#### Documento de origem
——

Acórdãos STA

Acórdão do Supremo Tribunal Administrativo
Processo:0285/18
Data do Acordão:05/09/2018
Tribunal:2 SECÇÃO
Relator:PEDRO DELGADO
Sumário:
Nº Convencional:JSTA000P23268
Nº do Documento:SA2201805090285
Data de Entrada:03/15/2018
Recorrente:FAZENDA PÚBLICA
Recorrido 1:PE.... - PARQUE EÓLICO DE ........, LDA
Votação:UNANIMIDADE
Aditamento:
Texto Integral: Acordam na Secção do Contencioso Tributário do Supremo Tribunal Administrativo

1 –Vem a Fazenda Pública interpor recurso da sentença do Tribunal Administrativo e Fiscal de Leiria exarada a fls. 501/503 e do despacho de fls. 551 e verso, que a complementou nos termos do artº 617º, nº 2 do Código de Processo Civil, decisão essa que indeferiu o pedido de dispensa do remanescente da Taxa de Justiça, pedindo a alteração do decidido em primeira instância quanto a tal pedido de reforma quanto a custas.
Termina as suas alegações de recurso, formulando as seguintes conclusões:
«A) À luz do n° 7 do art. 6° do RCP, a Fazenda Pública requer a reforma, em matéria de custas, da douta sentença sob recurso, no sentido desta dispensar o pagamento do valor remanescente da taxa de justiça, reformando-se a mesma, neste segmento e limitando o cálculo e o valor de taxa de justiça a pagar ao limite máximo de € 275.000,00 e a dezasseis unidades de conta (16 UC”s)
B) Dado ter feito a Fazenda Pública um adequado e correcto uso da instância judicial, adoptando posição processual compatível com os princípios da colaboração e boa-fé, não praticando qualquer acto inútil, nem solicitando qualquer diligência dilatória (art. 8º do CPC).

——

#### Informação fornecida
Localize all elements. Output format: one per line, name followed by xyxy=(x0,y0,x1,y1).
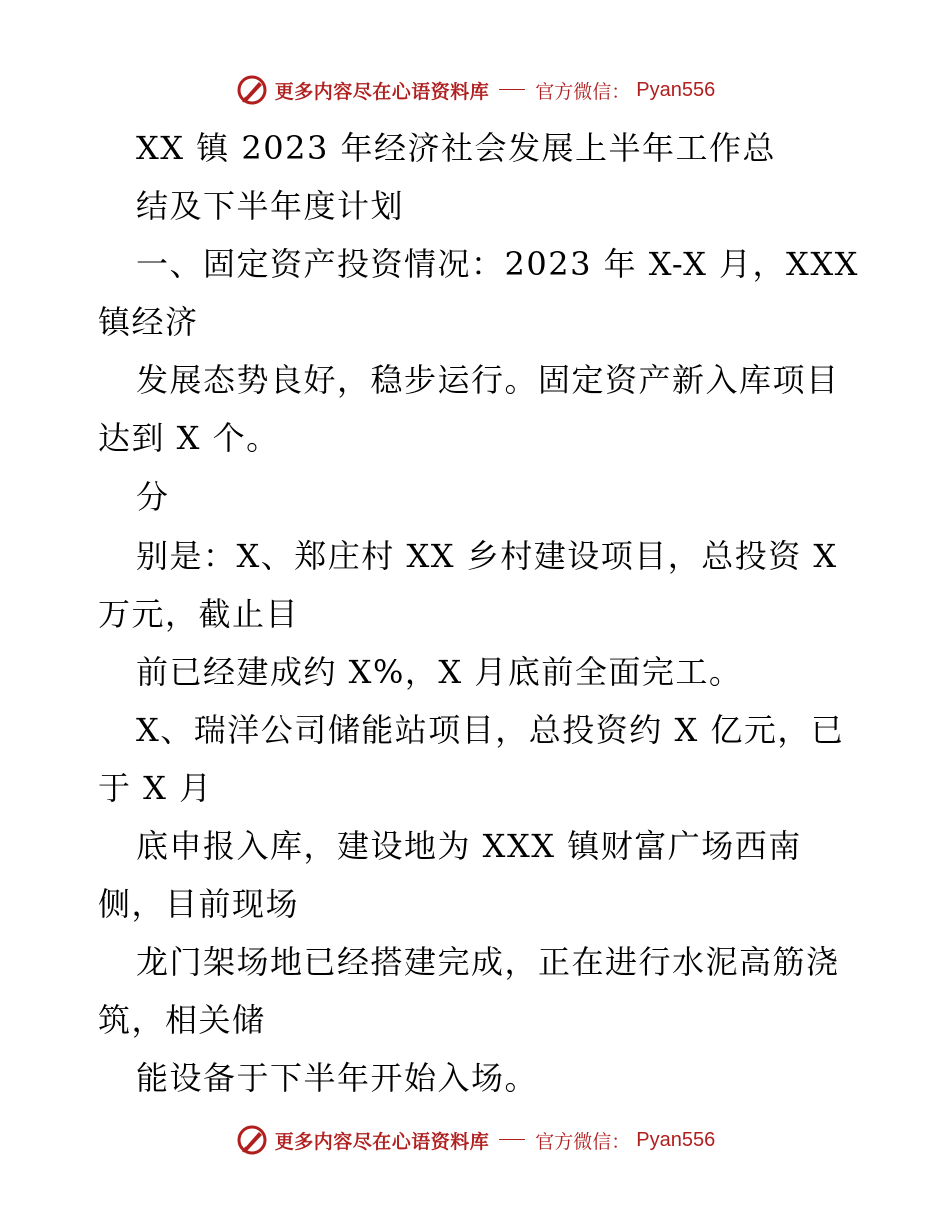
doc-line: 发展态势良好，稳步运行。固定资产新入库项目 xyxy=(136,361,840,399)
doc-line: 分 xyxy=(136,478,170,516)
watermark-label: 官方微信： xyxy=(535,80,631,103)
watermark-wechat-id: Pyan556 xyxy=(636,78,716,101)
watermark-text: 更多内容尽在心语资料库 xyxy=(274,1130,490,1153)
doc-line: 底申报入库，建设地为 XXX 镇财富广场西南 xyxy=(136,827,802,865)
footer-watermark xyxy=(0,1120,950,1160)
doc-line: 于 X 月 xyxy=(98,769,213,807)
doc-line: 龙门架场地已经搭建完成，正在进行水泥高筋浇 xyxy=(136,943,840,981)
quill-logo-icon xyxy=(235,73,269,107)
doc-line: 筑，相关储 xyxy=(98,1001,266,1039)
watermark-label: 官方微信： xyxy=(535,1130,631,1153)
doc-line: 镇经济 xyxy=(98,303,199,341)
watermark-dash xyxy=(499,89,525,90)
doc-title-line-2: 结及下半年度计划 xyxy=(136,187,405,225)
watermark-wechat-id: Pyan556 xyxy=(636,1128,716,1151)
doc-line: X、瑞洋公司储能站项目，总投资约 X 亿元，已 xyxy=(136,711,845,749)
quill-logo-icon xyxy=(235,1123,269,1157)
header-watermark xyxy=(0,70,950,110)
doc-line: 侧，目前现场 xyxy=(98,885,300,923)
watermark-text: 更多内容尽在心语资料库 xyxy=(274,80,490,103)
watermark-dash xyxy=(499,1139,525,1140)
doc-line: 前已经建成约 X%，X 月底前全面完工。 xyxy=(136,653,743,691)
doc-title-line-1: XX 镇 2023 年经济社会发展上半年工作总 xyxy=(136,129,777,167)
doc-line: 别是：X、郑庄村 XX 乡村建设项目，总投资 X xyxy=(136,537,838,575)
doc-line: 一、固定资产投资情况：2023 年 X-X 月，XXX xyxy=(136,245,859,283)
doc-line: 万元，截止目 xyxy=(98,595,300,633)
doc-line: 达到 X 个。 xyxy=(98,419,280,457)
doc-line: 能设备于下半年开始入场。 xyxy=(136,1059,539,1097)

——

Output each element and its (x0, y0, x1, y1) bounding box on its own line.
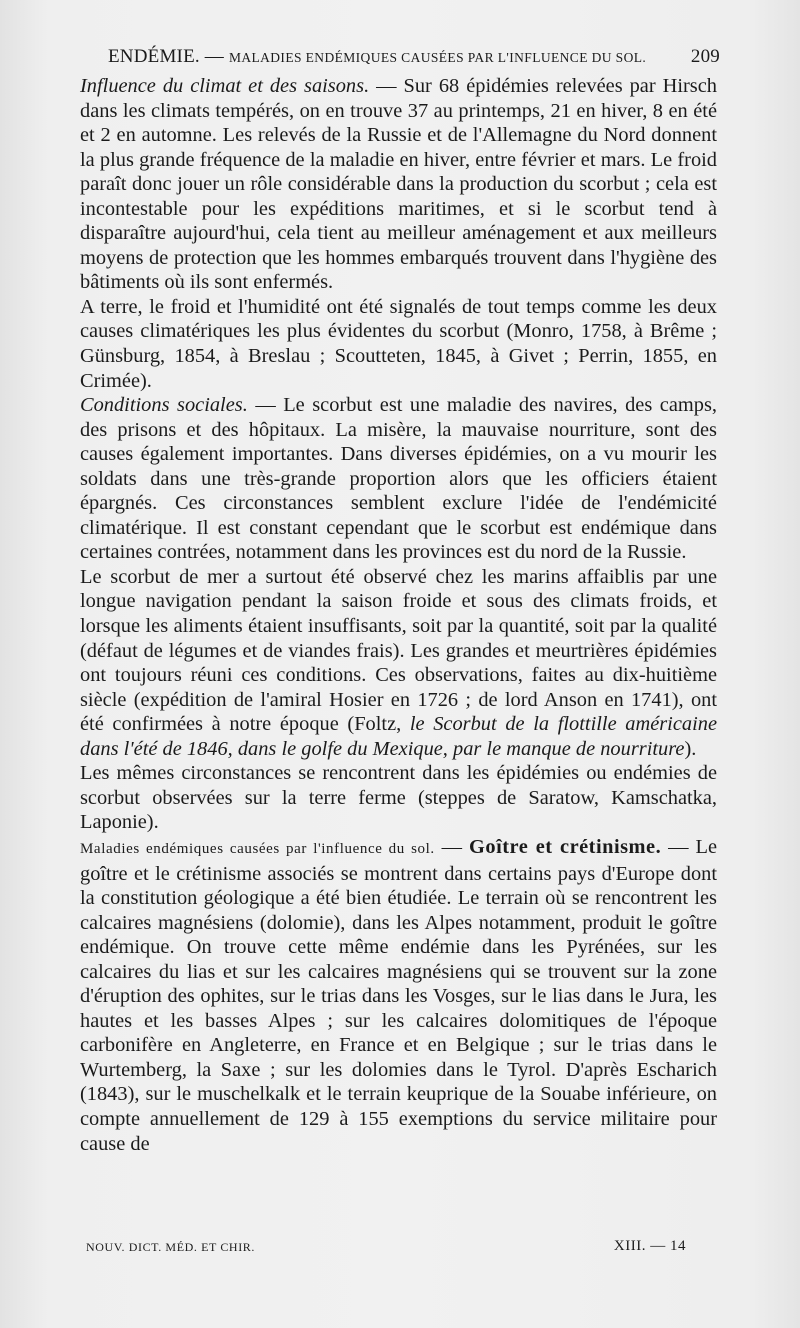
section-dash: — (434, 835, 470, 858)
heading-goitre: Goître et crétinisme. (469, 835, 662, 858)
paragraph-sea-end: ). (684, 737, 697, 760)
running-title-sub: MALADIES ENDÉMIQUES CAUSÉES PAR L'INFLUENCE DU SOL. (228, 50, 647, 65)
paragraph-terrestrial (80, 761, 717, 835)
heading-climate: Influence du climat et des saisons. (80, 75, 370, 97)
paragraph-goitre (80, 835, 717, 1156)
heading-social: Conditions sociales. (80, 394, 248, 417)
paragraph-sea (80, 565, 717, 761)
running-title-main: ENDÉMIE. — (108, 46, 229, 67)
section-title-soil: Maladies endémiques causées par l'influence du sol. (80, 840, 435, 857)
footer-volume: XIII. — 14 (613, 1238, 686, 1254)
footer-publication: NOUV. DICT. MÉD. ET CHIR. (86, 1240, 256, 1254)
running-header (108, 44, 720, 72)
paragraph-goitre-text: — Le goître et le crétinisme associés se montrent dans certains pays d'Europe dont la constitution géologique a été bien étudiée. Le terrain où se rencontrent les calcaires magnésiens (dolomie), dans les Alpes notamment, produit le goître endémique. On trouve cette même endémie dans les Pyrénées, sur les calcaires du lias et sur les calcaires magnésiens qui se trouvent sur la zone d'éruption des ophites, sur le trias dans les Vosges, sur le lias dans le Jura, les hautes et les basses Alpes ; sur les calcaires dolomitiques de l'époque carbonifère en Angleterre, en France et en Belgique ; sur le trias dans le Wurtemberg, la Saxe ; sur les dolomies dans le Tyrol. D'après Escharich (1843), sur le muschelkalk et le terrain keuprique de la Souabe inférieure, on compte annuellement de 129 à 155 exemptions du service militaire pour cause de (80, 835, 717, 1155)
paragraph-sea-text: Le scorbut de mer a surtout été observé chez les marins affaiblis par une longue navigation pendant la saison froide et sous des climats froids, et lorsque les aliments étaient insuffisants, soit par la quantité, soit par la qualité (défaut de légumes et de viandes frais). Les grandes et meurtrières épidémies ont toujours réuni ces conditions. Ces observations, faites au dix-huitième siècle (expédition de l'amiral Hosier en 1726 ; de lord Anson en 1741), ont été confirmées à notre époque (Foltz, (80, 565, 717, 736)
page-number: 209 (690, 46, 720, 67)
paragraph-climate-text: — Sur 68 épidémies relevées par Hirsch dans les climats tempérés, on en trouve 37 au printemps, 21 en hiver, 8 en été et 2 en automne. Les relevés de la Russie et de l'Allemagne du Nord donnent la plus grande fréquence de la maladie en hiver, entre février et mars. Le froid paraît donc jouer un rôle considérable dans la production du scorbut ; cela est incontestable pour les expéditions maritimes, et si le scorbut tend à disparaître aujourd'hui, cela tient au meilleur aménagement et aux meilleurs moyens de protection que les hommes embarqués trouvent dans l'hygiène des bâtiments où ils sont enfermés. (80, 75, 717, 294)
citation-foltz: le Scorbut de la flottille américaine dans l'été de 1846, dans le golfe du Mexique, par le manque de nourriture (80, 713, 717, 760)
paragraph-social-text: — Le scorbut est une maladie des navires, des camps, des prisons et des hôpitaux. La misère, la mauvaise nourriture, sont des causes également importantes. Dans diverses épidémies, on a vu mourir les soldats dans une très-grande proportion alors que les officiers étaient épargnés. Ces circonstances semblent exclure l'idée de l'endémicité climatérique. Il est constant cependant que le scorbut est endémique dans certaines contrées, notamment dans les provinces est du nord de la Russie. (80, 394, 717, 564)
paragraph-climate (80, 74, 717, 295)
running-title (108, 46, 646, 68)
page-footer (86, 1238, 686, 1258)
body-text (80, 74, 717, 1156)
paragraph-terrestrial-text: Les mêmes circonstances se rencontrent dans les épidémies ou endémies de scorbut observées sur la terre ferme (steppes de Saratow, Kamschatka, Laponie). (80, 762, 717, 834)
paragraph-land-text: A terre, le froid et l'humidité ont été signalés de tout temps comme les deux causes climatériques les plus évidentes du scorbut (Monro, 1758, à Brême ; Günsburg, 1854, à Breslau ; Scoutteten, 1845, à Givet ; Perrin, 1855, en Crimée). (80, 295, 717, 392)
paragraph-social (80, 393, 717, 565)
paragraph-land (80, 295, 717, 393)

——

#### O que se pede
Transcreva do acórdão o trecho entre "Termina as suas" e "8º do CPC).", inclusive. A listagem acima não faz falta para nada.

#### Resposta esperada
Termina as suas alegações de recurso, formulando as seguintes conclusões:
«A) À luz do n° 7 do art. 6° do RCP, a Fazenda Pública requer a reforma, em matéria de custas, da douta sentença sob recurso, no sentido desta dispensar o pagamento do valor remanescente da taxa de justiça, reformando-se a mesma, neste segmento e limitando o cálculo e o valor de taxa de justiça a pagar ao limite máximo de € 275.000,00 e a dezasseis unidades de conta (16 UC”s)
B) Dado ter feito a Fazenda Pública um adequado e correcto uso da instância judicial, adoptando posição processual compatível com os princípios da colaboração e boa-fé, não praticando qualquer acto inútil, nem solicitando qualquer diligência dilatória (art. 8º do CPC).